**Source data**
════════════════════
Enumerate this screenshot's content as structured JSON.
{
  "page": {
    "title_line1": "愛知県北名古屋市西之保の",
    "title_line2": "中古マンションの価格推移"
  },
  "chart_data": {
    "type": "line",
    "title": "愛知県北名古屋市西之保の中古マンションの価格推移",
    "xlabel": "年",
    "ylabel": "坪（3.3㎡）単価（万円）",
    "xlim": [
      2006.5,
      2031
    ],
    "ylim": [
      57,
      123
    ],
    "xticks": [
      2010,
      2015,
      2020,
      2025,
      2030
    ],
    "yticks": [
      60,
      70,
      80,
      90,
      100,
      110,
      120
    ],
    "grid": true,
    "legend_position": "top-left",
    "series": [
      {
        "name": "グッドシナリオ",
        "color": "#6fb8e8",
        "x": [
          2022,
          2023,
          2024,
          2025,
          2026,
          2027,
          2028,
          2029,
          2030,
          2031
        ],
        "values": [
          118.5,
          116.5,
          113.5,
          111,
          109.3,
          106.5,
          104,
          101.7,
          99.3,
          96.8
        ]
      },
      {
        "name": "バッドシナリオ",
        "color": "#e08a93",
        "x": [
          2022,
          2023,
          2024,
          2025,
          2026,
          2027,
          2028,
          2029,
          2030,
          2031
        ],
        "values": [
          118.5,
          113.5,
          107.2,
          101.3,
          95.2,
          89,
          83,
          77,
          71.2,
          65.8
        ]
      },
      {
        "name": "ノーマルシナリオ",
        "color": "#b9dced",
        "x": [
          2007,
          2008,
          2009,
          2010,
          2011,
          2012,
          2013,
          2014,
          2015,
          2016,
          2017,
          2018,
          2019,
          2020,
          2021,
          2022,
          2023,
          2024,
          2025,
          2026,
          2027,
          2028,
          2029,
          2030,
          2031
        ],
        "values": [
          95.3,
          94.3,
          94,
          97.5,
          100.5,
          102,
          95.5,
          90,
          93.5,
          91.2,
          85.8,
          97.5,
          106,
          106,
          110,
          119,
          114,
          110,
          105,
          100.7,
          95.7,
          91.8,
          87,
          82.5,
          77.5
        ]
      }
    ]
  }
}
════════════════════
**The task**
Identify and copy all lines with the word "name".

**Worked answer**
        "name": "グッドシナリオ",
        "name": "バッドシナリオ",
        "name": "ノーマルシナリオ",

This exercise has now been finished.